START DATA TO USE

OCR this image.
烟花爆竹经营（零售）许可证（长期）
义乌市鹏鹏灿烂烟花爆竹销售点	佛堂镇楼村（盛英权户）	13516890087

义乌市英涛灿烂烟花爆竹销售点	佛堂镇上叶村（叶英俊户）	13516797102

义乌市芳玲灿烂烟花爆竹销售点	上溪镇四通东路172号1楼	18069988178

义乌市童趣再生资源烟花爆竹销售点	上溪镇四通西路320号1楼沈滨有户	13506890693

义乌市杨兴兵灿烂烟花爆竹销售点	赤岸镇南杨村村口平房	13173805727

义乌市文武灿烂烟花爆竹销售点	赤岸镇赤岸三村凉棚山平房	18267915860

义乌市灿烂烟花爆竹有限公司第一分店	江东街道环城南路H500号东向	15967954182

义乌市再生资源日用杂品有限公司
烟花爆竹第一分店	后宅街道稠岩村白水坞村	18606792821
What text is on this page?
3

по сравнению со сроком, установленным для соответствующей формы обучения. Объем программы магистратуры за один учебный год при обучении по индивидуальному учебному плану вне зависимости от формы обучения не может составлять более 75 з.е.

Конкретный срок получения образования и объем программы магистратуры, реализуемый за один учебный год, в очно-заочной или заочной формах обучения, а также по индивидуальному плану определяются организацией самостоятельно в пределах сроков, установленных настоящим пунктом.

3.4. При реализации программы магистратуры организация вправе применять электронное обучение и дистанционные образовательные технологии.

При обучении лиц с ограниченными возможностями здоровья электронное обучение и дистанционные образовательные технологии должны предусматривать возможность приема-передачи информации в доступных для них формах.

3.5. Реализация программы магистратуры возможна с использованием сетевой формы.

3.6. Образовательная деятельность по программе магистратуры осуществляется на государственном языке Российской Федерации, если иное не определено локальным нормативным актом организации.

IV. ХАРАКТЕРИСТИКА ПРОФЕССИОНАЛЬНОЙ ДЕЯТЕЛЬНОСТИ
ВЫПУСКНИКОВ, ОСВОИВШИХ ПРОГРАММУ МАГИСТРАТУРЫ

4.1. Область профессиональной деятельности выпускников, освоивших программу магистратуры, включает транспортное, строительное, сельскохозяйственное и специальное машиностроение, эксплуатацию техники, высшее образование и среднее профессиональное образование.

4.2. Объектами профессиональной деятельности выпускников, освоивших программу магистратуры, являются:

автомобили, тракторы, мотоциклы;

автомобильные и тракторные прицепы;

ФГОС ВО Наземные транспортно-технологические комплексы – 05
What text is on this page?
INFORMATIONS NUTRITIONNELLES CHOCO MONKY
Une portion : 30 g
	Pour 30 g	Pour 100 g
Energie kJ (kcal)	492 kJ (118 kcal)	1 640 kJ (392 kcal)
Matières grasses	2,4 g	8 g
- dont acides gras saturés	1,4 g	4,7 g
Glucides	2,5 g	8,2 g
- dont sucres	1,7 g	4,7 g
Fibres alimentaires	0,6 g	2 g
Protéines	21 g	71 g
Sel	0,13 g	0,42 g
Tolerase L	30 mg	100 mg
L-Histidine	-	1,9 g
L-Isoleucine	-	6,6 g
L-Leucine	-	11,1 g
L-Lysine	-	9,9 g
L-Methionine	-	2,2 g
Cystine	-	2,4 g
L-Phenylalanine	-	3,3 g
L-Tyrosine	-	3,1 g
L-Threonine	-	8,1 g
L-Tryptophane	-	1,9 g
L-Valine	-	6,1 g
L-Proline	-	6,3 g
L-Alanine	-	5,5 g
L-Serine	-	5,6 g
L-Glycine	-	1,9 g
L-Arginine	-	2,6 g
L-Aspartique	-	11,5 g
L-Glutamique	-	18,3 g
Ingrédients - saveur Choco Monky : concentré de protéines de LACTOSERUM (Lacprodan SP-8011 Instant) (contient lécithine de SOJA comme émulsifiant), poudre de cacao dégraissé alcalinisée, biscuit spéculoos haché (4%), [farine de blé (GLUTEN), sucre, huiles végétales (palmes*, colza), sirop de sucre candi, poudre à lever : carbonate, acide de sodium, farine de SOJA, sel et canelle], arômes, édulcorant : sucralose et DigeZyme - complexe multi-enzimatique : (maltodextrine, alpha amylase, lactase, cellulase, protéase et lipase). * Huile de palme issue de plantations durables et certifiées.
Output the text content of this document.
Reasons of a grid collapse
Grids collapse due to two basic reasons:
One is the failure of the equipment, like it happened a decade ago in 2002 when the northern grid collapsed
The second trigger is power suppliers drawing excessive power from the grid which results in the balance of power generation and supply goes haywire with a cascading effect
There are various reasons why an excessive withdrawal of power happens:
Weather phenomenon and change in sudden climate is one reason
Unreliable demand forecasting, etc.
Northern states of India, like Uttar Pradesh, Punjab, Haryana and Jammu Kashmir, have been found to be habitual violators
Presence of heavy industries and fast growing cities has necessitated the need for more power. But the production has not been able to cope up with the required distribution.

END DATA TO USE

» GIVEN EXERCISE: Extract every line from the one containing "Output the text content of this document." through the last line of the data, inclusive, exactly as written.

» THE RESPONSE:
Output the text content of this document.
Reasons of a grid collapse
Grids collapse due to two basic reasons:
One is the failure of the equipment, like it happened a decade ago in 2002 when the northern grid collapsed
The second trigger is power suppliers drawing excessive power from the grid which results in the balance of power generation and supply goes haywire with a cascading effect
There are various reasons why an excessive withdrawal of power happens:
Weather phenomenon and change in sudden climate is one reason
Unreliable demand forecasting, etc.
Northern states of India, like Uttar Pradesh, Punjab, Haryana and Jammu Kashmir, have been found to be habitual violators
Presence of heavy industries and fast growing cities has necessitated the need for more power. But the production has not been able to cope up with the required distribution.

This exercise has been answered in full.